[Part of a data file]
....

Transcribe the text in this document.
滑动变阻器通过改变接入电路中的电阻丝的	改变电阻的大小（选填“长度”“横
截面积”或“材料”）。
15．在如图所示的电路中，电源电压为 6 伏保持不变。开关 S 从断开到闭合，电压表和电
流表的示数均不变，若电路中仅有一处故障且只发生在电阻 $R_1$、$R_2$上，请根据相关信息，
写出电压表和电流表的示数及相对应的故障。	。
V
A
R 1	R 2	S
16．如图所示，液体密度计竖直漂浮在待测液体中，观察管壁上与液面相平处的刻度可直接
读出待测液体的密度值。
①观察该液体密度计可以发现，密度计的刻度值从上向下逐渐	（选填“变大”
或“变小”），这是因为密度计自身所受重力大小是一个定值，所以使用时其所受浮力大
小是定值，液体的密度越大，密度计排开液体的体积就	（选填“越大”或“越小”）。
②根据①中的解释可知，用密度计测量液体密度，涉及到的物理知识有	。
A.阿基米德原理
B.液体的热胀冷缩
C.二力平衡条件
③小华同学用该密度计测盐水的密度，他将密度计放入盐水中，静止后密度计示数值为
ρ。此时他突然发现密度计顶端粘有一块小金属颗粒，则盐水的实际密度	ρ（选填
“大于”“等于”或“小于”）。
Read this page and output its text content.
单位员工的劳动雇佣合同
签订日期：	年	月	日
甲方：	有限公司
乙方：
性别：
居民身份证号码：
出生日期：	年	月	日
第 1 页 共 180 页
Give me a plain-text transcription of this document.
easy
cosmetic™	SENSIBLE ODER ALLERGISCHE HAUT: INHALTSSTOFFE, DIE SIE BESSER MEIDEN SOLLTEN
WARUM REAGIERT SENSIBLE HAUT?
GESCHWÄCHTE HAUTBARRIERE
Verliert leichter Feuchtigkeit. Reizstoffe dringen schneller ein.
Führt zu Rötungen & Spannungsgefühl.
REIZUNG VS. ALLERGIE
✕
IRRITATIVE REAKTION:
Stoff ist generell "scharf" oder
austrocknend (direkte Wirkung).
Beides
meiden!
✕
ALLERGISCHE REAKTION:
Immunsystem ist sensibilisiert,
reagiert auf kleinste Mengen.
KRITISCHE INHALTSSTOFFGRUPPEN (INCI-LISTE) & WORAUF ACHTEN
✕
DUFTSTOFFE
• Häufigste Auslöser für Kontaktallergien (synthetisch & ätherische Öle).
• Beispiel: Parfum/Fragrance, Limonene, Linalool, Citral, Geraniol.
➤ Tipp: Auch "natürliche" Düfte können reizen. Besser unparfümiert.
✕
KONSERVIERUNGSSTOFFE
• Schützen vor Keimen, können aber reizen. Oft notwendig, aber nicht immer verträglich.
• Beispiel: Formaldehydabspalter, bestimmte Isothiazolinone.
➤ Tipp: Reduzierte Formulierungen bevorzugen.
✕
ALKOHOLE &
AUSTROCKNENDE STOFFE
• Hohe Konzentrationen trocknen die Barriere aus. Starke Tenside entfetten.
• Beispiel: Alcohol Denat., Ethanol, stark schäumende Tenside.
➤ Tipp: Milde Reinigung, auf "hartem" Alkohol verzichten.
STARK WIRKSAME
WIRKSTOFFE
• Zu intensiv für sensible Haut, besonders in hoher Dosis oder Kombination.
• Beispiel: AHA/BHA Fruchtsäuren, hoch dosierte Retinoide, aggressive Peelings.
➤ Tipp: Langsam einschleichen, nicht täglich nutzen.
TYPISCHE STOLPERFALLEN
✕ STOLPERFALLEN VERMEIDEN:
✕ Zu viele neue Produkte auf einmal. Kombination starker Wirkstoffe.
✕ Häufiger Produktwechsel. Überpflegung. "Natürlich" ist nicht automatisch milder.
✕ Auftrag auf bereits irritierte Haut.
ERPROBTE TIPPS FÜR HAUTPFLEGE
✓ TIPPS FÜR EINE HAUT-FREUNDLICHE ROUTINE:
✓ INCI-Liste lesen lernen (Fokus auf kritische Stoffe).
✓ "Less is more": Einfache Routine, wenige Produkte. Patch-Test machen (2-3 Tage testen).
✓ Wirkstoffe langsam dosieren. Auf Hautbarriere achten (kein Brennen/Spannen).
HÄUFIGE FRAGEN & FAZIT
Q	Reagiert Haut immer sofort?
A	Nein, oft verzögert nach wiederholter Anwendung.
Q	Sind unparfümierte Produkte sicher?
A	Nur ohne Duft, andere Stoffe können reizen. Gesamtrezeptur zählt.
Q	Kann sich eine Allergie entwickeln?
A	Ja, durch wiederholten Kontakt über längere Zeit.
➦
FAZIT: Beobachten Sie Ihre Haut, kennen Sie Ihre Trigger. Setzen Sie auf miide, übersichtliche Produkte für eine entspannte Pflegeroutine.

....

◆ PROBLEM TO SOLVE
Extract the complete data, matching each line exactly.

◆ THE RESPONSE
Transcribe the text in this document.
滑动变阻器通过改变接入电路中的电阻丝的	改变电阻的大小（选填“长度”“横
截面积”或“材料”）。
15．在如图所示的电路中，电源电压为 6 伏保持不变。开关 S 从断开到闭合，电压表和电
流表的示数均不变，若电路中仅有一处故障且只发生在电阻 $R_1$、$R_2$上，请根据相关信息，
写出电压表和电流表的示数及相对应的故障。	。
V
A
R 1	R 2	S
16．如图所示，液体密度计竖直漂浮在待测液体中，观察管壁上与液面相平处的刻度可直接
读出待测液体的密度值。
①观察该液体密度计可以发现，密度计的刻度值从上向下逐渐	（选填“变大”
或“变小”），这是因为密度计自身所受重力大小是一个定值，所以使用时其所受浮力大
小是定值，液体的密度越大，密度计排开液体的体积就	（选填“越大”或“越小”）。
②根据①中的解释可知，用密度计测量液体密度，涉及到的物理知识有	。
A.阿基米德原理
B.液体的热胀冷缩
C.二力平衡条件
③小华同学用该密度计测盐水的密度，他将密度计放入盐水中，静止后密度计示数值为
ρ。此时他突然发现密度计顶端粘有一块小金属颗粒，则盐水的实际密度	ρ（选填
“大于”“等于”或“小于”）。
Read this page and output its text content.
单位员工的劳动雇佣合同
签订日期：	年	月	日
甲方：	有限公司
乙方：
性别：
居民身份证号码：
出生日期：	年	月	日
第 1 页 共 180 页
Give me a plain-text transcription of this document.
easy
cosmetic™	SENSIBLE ODER ALLERGISCHE HAUT: INHALTSSTOFFE, DIE SIE BESSER MEIDEN SOLLTEN
WARUM REAGIERT SENSIBLE HAUT?
GESCHWÄCHTE HAUTBARRIERE
Verliert leichter Feuchtigkeit. Reizstoffe dringen schneller ein.
Führt zu Rötungen & Spannungsgefühl.
REIZUNG VS. ALLERGIE
✕
IRRITATIVE REAKTION:
Stoff ist generell "scharf" oder
austrocknend (direkte Wirkung).
Beides
meiden!
✕
ALLERGISCHE REAKTION:
Immunsystem ist sensibilisiert,
reagiert auf kleinste Mengen.
KRITISCHE INHALTSSTOFFGRUPPEN (INCI-LISTE) & WORAUF ACHTEN
✕
DUFTSTOFFE
• Häufigste Auslöser für Kontaktallergien (synthetisch & ätherische Öle).
• Beispiel: Parfum/Fragrance, Limonene, Linalool, Citral, Geraniol.
➤ Tipp: Auch "natürliche" Düfte können reizen. Besser unparfümiert.
✕
KONSERVIERUNGSSTOFFE
• Schützen vor Keimen, können aber reizen. Oft notwendig, aber nicht immer verträglich.
• Beispiel: Formaldehydabspalter, bestimmte Isothiazolinone.
➤ Tipp: Reduzierte Formulierungen bevorzugen.
✕
ALKOHOLE &
AUSTROCKNENDE STOFFE
• Hohe Konzentrationen trocknen die Barriere aus. Starke Tenside entfetten.
• Beispiel: Alcohol Denat., Ethanol, stark schäumende Tenside.
➤ Tipp: Milde Reinigung, auf "hartem" Alkohol verzichten.
STARK WIRKSAME
WIRKSTOFFE
• Zu intensiv für sensible Haut, besonders in hoher Dosis oder Kombination.
• Beispiel: AHA/BHA Fruchtsäuren, hoch dosierte Retinoide, aggressive Peelings.
➤ Tipp: Langsam einschleichen, nicht täglich nutzen.
TYPISCHE STOLPERFALLEN
✕ STOLPERFALLEN VERMEIDEN:
✕ Zu viele neue Produkte auf einmal. Kombination starker Wirkstoffe.
✕ Häufiger Produktwechsel. Überpflegung. "Natürlich" ist nicht automatisch milder.
✕ Auftrag auf bereits irritierte Haut.
ERPROBTE TIPPS FÜR HAUTPFLEGE
✓ TIPPS FÜR EINE HAUT-FREUNDLICHE ROUTINE:
✓ INCI-Liste lesen lernen (Fokus auf kritische Stoffe).
✓ "Less is more": Einfache Routine, wenige Produkte. Patch-Test machen (2-3 Tage testen).
✓ Wirkstoffe langsam dosieren. Auf Hautbarriere achten (kein Brennen/Spannen).
HÄUFIGE FRAGEN & FAZIT
Q	Reagiert Haut immer sofort?
A	Nein, oft verzögert nach wiederholter Anwendung.
Q	Sind unparfümierte Produkte sicher?
A	Nur ohne Duft, andere Stoffe können reizen. Gesamtrezeptur zählt.
Q	Kann sich eine Allergie entwickeln?
A	Ja, durch wiederholten Kontakt über längere Zeit.
➦
FAZIT: Beobachten Sie Ihre Haut, kennen Sie Ihre Trigger. Setzen Sie auf miide, übersichtliche Produkte für eine entspannte Pflegeroutine.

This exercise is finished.